WHAT YOU NEED TO DO: Leave out the pictures and repeat everything else in the records exactly.

********************

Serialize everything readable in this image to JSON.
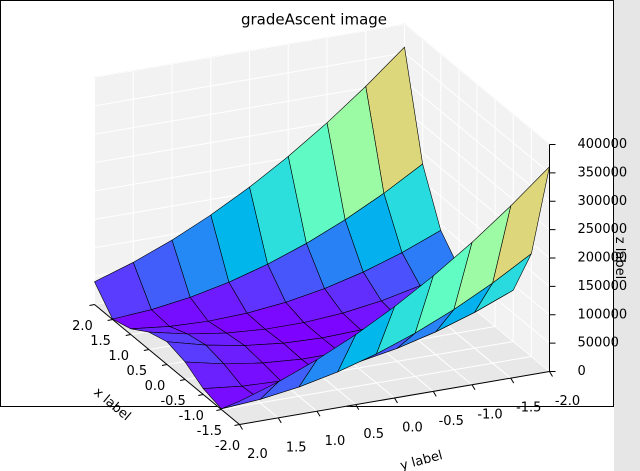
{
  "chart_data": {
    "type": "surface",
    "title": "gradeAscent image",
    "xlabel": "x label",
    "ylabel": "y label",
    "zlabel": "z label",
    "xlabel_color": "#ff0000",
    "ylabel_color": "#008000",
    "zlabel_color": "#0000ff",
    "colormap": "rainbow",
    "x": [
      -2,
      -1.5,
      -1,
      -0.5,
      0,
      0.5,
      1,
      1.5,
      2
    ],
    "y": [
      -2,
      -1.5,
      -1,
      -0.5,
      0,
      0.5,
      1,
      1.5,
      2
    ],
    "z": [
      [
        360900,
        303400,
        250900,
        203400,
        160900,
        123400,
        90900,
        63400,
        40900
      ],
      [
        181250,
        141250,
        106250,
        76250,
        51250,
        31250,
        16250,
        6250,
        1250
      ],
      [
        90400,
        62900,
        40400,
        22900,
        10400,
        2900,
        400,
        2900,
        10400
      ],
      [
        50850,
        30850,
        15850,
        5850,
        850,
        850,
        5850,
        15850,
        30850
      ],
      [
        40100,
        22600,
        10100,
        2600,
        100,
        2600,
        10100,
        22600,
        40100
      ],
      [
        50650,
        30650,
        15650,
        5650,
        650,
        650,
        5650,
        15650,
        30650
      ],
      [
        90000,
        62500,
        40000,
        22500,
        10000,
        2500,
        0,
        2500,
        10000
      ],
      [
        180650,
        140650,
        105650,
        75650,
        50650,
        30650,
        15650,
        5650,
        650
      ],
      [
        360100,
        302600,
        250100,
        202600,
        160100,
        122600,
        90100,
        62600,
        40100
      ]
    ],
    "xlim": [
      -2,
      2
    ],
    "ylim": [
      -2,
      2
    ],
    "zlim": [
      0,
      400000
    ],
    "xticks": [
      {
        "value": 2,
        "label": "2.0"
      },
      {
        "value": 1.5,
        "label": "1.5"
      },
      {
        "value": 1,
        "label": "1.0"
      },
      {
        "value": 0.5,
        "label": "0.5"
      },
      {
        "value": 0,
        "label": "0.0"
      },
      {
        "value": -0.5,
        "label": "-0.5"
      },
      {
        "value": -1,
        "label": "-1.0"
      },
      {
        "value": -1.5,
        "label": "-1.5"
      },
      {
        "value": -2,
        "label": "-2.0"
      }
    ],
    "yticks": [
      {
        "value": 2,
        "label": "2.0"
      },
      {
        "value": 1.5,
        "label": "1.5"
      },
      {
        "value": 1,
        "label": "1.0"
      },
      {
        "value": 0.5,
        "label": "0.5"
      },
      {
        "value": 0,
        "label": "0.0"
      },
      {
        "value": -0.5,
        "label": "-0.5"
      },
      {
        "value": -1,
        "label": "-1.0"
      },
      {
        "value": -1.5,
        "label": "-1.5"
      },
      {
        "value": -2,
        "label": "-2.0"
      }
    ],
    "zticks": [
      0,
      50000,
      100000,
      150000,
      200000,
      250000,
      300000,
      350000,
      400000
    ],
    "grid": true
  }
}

********************

RESPONSE TO THE TASK:
Serialize everything readable in this image to JSON.
{
  "chart_data": {
    "type": "surface",
    "title": "gradeAscent image",
    "xlabel": "x label",
    "ylabel": "y label",
    "zlabel": "z label",
    "xlabel_color": "#ff0000",
    "ylabel_color": "#008000",
    "zlabel_color": "#0000ff",
    "colormap": "rainbow",
    "x": [
      -2,
      -1.5,
      -1,
      -0.5,
      0,
      0.5,
      1,
      1.5,
      2
    ],
    "y": [
      -2,
      -1.5,
      -1,
      -0.5,
      0,
      0.5,
      1,
      1.5,
      2
    ],
    "z": [
      [
        360900,
        303400,
        250900,
        203400,
        160900,
        123400,
        90900,
        63400,
        40900
      ],
      [
        181250,
        141250,
        106250,
        76250,
        51250,
        31250,
        16250,
        6250,
        1250
      ],
      [
        90400,
        62900,
        40400,
        22900,
        10400,
        2900,
        400,
        2900,
        10400
      ],
      [
        50850,
        30850,
        15850,
        5850,
        850,
        850,
        5850,
        15850,
        30850
      ],
      [
        40100,
        22600,
        10100,
        2600,
        100,
        2600,
        10100,
        22600,
        40100
      ],
      [
        50650,
        30650,
        15650,
        5650,
        650,
        650,
        5650,
        15650,
        30650
      ],
      [
        90000,
        62500,
        40000,
        22500,
        10000,
        2500,
        0,
        2500,
        10000
      ],
      [
        180650,
        140650,
        105650,
        75650,
        50650,
        30650,
        15650,
        5650,
        650
      ],
      [
        360100,
        302600,
        250100,
        202600,
        160100,
        122600,
        90100,
        62600,
        40100
      ]
    ],
    "xlim": [
      -2,
      2
    ],
    "ylim": [
      -2,
      2
    ],
    "zlim": [
      0,
      400000
    ],
    "xticks": [
      {
        "value": 2,
        "label": "2.0"
      },
      {
        "value": 1.5,
        "label": "1.5"
      },
      {
        "value": 1,
        "label": "1.0"
      },
      {
        "value": 0.5,
        "label": "0.5"
      },
      {
        "value": 0,
        "label": "0.0"
      },
      {
        "value": -0.5,
        "label": "-0.5"
      },
      {
        "value": -1,
        "label": "-1.0"
      },
      {
        "value": -1.5,
        "label": "-1.5"
      },
      {
        "value": -2,
        "label": "-2.0"
      }
    ],
    "yticks": [
      {
        "value": 2,
        "label": "2.0"
      },
      {
        "value": 1.5,
        "label": "1.5"
      },
      {
        "value": 1,
        "label": "1.0"
      },
      {
        "value": 0.5,
        "label": "0.5"
      },
      {
        "value": 0,
        "label": "0.0"
      },
      {
        "value": -0.5,
        "label": "-0.5"
      },
      {
        "value": -1,
        "label": "-1.0"
      },
      {
        "value": -1.5,
        "label": "-1.5"
      },
      {
        "value": -2,
        "label": "-2.0"
      }
    ],
    "zticks": [
      0,
      50000,
      100000,
      150000,
      200000,
      250000,
      300000,
      350000,
      400000
    ],
    "grid": true
  }
}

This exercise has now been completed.